A run of records:
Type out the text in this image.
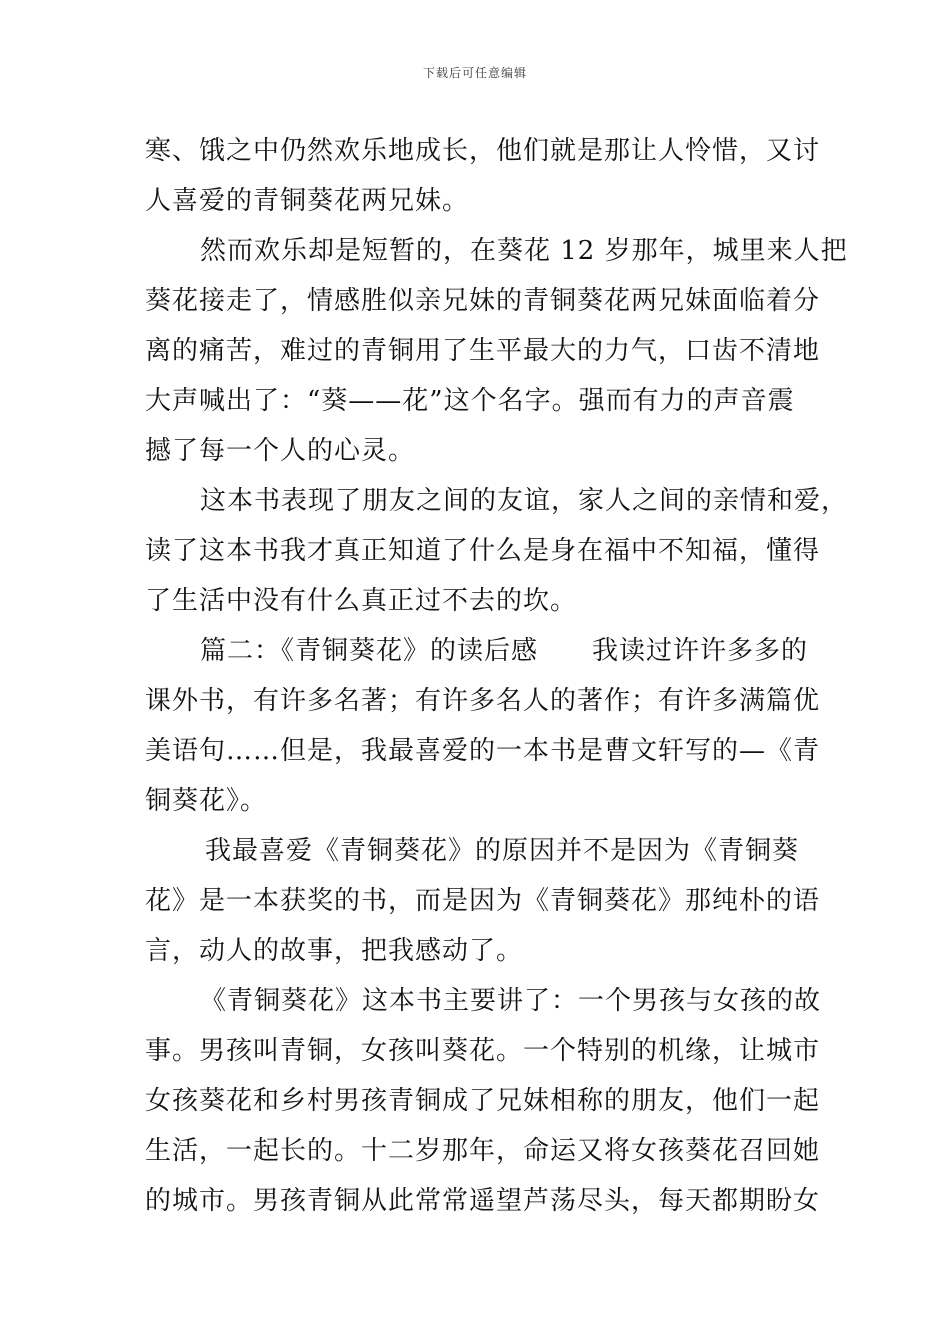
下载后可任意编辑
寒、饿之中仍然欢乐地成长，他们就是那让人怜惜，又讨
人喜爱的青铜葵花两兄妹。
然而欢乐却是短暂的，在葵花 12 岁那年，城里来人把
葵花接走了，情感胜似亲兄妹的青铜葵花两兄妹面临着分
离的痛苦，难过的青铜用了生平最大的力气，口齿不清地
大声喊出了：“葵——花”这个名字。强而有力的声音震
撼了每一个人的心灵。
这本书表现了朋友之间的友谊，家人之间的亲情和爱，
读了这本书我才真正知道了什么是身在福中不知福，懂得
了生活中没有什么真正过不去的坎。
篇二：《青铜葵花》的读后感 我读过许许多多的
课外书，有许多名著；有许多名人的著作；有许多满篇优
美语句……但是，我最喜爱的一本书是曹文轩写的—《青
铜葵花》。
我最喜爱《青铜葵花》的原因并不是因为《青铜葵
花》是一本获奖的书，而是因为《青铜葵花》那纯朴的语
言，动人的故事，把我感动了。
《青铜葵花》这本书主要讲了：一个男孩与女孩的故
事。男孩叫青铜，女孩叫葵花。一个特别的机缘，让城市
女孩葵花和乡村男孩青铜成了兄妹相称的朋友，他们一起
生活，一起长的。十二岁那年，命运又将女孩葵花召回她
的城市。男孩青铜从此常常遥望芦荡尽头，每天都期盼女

What needs to be done: Write out the listing above again, exactly, but with no pictures in the copy.

In response:
Type out the text in this image.
下载后可任意编辑
寒、饿之中仍然欢乐地成长，他们就是那让人怜惜，又讨
人喜爱的青铜葵花两兄妹。
然而欢乐却是短暂的，在葵花 12 岁那年，城里来人把
葵花接走了，情感胜似亲兄妹的青铜葵花两兄妹面临着分
离的痛苦，难过的青铜用了生平最大的力气，口齿不清地
大声喊出了：“葵——花”这个名字。强而有力的声音震
撼了每一个人的心灵。
这本书表现了朋友之间的友谊，家人之间的亲情和爱，
读了这本书我才真正知道了什么是身在福中不知福，懂得
了生活中没有什么真正过不去的坎。
篇二：《青铜葵花》的读后感 我读过许许多多的
课外书，有许多名著；有许多名人的著作；有许多满篇优
美语句……但是，我最喜爱的一本书是曹文轩写的—《青
铜葵花》。
我最喜爱《青铜葵花》的原因并不是因为《青铜葵
花》是一本获奖的书，而是因为《青铜葵花》那纯朴的语
言，动人的故事，把我感动了。
《青铜葵花》这本书主要讲了：一个男孩与女孩的故
事。男孩叫青铜，女孩叫葵花。一个特别的机缘，让城市
女孩葵花和乡村男孩青铜成了兄妹相称的朋友，他们一起
生活，一起长的。十二岁那年，命运又将女孩葵花召回她
的城市。男孩青铜从此常常遥望芦荡尽头，每天都期盼女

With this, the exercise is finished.